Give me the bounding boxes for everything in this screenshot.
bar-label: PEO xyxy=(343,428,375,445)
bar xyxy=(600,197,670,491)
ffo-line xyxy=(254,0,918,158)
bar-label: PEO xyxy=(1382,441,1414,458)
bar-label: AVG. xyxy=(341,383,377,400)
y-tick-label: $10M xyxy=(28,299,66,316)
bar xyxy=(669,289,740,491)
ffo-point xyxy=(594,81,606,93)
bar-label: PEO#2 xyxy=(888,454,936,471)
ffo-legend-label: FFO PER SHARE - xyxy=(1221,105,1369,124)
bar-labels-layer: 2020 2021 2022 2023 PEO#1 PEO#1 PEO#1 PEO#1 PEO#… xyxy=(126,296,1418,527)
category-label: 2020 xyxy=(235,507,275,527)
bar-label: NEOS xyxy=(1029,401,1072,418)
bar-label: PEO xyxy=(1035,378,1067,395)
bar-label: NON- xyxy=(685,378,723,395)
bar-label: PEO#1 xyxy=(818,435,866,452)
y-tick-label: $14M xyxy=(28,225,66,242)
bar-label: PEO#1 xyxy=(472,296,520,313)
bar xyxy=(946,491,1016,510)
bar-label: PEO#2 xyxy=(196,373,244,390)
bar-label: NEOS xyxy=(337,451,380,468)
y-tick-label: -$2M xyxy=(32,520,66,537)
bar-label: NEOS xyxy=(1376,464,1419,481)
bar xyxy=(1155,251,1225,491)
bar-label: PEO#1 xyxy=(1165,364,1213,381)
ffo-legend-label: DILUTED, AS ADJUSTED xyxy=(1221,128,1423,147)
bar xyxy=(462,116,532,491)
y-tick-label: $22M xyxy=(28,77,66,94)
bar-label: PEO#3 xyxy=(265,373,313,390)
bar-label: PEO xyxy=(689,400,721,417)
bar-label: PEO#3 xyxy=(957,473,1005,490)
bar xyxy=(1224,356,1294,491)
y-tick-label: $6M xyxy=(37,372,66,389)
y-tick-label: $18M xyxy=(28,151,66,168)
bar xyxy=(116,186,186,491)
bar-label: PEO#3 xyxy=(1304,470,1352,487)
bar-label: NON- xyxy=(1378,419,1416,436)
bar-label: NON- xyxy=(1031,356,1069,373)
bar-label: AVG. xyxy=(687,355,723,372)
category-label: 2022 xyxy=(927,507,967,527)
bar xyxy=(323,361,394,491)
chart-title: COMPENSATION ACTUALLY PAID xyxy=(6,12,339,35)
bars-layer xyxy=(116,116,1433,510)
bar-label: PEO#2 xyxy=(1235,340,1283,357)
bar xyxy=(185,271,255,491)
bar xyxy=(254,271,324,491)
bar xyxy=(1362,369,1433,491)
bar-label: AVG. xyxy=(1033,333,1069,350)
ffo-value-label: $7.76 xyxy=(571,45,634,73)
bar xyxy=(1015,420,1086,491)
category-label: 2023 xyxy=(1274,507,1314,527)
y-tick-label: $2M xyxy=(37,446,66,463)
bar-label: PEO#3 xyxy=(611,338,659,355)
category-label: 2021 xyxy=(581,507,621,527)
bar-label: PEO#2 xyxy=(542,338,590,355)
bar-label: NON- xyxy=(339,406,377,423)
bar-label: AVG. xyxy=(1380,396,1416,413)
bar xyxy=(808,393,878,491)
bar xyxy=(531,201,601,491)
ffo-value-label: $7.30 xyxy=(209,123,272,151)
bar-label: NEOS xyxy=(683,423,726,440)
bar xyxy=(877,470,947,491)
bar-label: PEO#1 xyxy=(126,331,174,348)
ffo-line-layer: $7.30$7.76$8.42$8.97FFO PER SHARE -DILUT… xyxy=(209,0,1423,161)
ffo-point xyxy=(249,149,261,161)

----

Render every line of the records above as a numbered list, leaving out any blank lines.

• **Expected output**
1. Give me the bounding boxes for everything in this screenshot.
2. bar-label: PEO xyxy=(343,428,375,445)
3. bar xyxy=(600,197,670,491)
4. ffo-line xyxy=(254,0,918,158)
5. bar-label: PEO xyxy=(1382,441,1414,458)
6. bar-label: AVG. xyxy=(341,383,377,400)
7. y-tick-label: $10M xyxy=(28,299,66,316)
8. bar xyxy=(669,289,740,491)
9. ffo-point xyxy=(594,81,606,93)
10. bar-label: PEO#2 xyxy=(888,454,936,471)
11. ffo-legend-label: FFO PER SHARE - xyxy=(1221,105,1369,124)
12. bar-labels-layer: 2020 2021 2022 2023 PEO#1 PEO#1 PEO#1 PEO#1 PEO#… xyxy=(126,296,1418,527)
13. category-label: 2020 xyxy=(235,507,275,527)
14. bar-label: NEOS xyxy=(1029,401,1072,418)
15. bar-label: PEO xyxy=(1035,378,1067,395)
16. bar-label: NON- xyxy=(685,378,723,395)
17. bar-label: PEO#1 xyxy=(818,435,866,452)
18. y-tick-label: $14M xyxy=(28,225,66,242)
19. bar-label: PEO#1 xyxy=(472,296,520,313)
20. bar xyxy=(946,491,1016,510)
21. bar-label: PEO#2 xyxy=(196,373,244,390)
22. bar-label: NEOS xyxy=(337,451,380,468)
23. y-tick-label: -$2M xyxy=(32,520,66,537)
24. bar-label: NEOS xyxy=(1376,464,1419,481)
25. bar xyxy=(1155,251,1225,491)
26. bar-label: PEO#1 xyxy=(1165,364,1213,381)
27. ffo-legend-label: DILUTED, AS ADJUSTED xyxy=(1221,128,1423,147)
28. bar xyxy=(462,116,532,491)
29. y-tick-label: $22M xyxy=(28,77,66,94)
30. bar-label: PEO#3 xyxy=(265,373,313,390)
31. bar-label: PEO xyxy=(689,400,721,417)
32. bar-label: PEO#3 xyxy=(957,473,1005,490)
33. bar xyxy=(1224,356,1294,491)
34. y-tick-label: $6M xyxy=(37,372,66,389)
35. y-tick-label: $18M xyxy=(28,151,66,168)
36. bar xyxy=(116,186,186,491)
37. bar-label: PEO#3 xyxy=(1304,470,1352,487)
38. bar-label: NON- xyxy=(1378,419,1416,436)
39. bar-label: NON- xyxy=(1031,356,1069,373)
40. bar-label: AVG. xyxy=(687,355,723,372)
41. category-label: 2022 xyxy=(927,507,967,527)
42. bar xyxy=(323,361,394,491)
43. chart-title: COMPENSATION ACTUALLY PAID xyxy=(6,12,339,35)
44. bars-layer xyxy=(116,116,1433,510)
45. bar-label: PEO#2 xyxy=(1235,340,1283,357)
46. bar xyxy=(185,271,255,491)
47. bar xyxy=(254,271,324,491)
48. bar xyxy=(1362,369,1433,491)
49. bar-label: AVG. xyxy=(1033,333,1069,350)
50. ffo-value-label: $7.76 xyxy=(571,45,634,73)
51. bar xyxy=(1015,420,1086,491)
52. category-label: 2023 xyxy=(1274,507,1314,527)
53. y-tick-label: $2M xyxy=(37,446,66,463)
54. bar-label: PEO#3 xyxy=(611,338,659,355)
55. category-label: 2021 xyxy=(581,507,621,527)
56. bar-label: PEO#2 xyxy=(542,338,590,355)
57. bar-label: NON- xyxy=(339,406,377,423)
58. bar-label: AVG. xyxy=(1380,396,1416,413)
59. bar xyxy=(808,393,878,491)
60. bar xyxy=(531,201,601,491)
61. ffo-value-label: $7.30 xyxy=(209,123,272,151)
62. bar-label: NEOS xyxy=(683,423,726,440)
63. bar xyxy=(877,470,947,491)
64. bar-label: PEO#1 xyxy=(126,331,174,348)
65. ffo-line-layer: $7.30$7.76$8.42$8.97FFO PER SHARE -DILUT… xyxy=(209,0,1423,161)
66. ffo-point xyxy=(249,149,261,161)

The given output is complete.